Source data:
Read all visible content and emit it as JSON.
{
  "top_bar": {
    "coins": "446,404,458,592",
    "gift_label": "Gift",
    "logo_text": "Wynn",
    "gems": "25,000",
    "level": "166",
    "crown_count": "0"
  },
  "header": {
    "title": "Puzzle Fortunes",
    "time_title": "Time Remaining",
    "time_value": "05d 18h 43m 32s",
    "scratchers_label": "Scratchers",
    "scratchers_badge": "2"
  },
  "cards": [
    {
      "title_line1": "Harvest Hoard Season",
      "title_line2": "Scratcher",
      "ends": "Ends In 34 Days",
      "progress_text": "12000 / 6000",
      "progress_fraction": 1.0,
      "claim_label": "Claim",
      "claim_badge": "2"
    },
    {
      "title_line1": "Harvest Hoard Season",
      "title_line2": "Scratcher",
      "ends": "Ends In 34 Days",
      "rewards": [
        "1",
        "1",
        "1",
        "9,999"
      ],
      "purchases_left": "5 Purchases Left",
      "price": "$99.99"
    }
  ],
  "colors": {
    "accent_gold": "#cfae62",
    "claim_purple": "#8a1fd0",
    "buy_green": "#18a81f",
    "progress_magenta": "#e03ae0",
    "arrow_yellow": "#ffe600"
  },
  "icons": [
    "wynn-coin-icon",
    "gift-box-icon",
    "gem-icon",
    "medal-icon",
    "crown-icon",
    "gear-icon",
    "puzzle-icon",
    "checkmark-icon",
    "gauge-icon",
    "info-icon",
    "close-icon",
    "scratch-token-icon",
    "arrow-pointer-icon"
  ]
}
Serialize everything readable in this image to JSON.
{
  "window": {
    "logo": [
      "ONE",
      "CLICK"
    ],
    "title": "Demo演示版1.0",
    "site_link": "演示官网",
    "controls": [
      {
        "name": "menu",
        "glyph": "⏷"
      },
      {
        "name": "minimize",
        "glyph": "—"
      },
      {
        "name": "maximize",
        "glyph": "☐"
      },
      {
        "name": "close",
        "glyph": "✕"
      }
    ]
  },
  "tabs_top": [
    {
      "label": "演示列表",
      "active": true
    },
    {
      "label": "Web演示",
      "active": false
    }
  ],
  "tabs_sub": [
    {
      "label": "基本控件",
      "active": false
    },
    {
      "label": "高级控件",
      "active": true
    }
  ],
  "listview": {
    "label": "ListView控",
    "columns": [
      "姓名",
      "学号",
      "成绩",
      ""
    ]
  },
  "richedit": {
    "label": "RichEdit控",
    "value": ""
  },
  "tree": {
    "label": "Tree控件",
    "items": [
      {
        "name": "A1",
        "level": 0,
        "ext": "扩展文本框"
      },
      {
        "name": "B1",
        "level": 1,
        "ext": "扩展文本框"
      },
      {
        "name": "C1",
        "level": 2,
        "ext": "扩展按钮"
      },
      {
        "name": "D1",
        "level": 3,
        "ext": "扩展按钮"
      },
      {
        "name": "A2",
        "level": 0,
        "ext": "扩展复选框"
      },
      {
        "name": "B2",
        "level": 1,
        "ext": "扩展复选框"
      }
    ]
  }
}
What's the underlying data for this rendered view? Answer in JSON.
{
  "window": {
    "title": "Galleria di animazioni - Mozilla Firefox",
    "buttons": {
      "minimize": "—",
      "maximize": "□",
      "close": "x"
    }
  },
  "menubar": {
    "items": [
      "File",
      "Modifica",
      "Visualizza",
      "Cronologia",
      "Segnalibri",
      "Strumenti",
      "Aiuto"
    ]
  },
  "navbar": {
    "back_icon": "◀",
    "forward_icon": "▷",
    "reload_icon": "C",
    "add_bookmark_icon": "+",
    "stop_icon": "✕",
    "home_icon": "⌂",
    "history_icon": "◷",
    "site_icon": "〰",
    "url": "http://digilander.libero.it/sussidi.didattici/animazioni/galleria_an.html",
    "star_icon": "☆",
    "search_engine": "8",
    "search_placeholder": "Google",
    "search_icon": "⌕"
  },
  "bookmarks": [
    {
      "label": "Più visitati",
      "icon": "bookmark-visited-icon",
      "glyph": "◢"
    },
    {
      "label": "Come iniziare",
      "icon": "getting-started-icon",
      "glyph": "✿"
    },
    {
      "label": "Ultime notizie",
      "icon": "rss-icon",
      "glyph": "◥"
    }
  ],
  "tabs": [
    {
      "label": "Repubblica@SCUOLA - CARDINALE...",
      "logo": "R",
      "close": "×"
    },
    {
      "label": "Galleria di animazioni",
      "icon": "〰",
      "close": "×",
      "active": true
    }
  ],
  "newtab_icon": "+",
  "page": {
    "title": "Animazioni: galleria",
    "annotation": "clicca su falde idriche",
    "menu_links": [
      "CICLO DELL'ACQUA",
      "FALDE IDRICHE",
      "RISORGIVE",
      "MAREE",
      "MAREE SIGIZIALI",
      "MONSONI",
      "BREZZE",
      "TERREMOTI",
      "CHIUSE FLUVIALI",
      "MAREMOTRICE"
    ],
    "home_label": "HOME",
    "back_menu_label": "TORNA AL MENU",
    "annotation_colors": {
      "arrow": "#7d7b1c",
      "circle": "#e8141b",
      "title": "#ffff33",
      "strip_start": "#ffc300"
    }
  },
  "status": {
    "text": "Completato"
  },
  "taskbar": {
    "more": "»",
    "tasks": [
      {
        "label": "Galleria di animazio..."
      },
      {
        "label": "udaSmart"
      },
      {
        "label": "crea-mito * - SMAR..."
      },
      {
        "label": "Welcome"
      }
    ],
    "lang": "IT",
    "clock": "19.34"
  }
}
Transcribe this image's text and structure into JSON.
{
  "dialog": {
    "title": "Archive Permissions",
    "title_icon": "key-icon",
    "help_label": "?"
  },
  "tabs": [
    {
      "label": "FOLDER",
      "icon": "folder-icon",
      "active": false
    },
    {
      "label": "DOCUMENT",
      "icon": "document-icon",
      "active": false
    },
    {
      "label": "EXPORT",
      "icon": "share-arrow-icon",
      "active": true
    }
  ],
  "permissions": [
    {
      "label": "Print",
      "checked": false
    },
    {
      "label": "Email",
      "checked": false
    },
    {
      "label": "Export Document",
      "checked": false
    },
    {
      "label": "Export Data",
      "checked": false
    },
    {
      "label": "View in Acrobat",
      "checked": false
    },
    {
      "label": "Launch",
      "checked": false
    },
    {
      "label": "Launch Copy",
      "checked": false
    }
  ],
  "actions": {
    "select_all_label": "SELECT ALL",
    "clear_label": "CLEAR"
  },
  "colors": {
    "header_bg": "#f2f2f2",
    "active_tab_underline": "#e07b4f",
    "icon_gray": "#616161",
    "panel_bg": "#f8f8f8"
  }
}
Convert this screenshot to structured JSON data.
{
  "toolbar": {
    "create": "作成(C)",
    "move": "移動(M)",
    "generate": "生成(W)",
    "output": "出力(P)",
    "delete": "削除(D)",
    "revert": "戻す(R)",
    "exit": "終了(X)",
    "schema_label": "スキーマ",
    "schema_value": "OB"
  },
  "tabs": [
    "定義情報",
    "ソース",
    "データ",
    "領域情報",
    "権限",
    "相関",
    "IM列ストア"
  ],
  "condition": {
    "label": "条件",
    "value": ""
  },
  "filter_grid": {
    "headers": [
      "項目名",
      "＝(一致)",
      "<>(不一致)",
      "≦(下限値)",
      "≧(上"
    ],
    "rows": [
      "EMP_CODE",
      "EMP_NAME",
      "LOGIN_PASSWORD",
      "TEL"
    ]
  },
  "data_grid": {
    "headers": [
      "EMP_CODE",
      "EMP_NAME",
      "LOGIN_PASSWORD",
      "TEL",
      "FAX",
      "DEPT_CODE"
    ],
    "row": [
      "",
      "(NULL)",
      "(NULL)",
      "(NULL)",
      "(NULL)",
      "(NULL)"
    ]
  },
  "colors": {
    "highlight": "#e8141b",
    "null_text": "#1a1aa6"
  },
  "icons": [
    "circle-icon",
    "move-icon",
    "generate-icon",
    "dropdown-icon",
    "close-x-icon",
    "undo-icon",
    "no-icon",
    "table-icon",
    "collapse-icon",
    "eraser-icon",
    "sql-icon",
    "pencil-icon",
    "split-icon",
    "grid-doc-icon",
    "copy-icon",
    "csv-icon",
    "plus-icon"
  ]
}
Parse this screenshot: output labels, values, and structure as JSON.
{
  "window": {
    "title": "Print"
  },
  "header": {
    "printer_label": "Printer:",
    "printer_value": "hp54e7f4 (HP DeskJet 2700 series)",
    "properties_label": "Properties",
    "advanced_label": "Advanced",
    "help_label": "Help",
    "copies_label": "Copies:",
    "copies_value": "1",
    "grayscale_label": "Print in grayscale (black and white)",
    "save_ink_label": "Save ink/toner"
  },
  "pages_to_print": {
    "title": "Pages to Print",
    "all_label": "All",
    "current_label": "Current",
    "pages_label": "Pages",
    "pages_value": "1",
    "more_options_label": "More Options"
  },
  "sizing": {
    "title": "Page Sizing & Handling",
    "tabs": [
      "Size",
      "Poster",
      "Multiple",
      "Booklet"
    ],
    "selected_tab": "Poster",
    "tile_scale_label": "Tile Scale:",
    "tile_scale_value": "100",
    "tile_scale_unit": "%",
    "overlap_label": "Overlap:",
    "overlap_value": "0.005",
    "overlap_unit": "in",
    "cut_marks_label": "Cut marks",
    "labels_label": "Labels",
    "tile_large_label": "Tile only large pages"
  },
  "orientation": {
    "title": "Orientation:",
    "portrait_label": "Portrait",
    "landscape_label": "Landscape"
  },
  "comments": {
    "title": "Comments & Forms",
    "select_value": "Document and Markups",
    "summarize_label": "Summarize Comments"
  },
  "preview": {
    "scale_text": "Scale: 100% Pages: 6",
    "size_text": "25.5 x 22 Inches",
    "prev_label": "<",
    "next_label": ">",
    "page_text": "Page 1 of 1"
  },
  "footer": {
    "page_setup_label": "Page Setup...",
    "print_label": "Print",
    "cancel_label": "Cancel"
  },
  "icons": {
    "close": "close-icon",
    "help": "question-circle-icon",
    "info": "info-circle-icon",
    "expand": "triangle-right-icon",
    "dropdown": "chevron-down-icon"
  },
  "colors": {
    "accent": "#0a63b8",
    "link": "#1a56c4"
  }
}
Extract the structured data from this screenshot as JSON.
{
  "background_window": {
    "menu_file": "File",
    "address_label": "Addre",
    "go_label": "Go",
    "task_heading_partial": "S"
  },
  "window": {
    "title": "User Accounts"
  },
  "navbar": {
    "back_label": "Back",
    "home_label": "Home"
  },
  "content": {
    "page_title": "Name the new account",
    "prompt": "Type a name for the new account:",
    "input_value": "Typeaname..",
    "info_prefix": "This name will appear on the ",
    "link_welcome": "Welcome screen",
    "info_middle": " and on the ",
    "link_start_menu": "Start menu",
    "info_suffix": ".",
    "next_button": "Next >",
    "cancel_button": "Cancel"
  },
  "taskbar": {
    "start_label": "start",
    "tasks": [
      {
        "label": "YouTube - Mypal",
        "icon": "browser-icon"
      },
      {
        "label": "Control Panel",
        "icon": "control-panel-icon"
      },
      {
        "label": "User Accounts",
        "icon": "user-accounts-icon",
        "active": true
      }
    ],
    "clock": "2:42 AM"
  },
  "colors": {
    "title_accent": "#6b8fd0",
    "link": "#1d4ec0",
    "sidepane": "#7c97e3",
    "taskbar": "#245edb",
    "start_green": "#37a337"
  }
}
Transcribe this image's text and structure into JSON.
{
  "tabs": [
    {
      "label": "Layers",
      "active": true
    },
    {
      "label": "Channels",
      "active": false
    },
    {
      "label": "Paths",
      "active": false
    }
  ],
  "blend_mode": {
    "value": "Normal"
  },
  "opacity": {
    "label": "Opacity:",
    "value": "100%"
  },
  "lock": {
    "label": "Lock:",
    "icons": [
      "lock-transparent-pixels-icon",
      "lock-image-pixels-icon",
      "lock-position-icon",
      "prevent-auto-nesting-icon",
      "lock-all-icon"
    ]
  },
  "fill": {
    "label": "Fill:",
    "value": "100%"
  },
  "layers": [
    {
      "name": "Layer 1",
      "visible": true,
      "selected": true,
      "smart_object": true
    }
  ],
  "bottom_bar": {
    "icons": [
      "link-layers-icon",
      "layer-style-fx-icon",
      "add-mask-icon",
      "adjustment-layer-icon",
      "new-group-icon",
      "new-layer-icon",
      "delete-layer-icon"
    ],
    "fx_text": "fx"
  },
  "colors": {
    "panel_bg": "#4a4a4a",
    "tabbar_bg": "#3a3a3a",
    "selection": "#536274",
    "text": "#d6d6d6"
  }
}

Exercise directions: Copy out all lines from the material above that contain the string "visible".

Output of the task:
Read all visible content and emit it as JSON.
      "visible": true,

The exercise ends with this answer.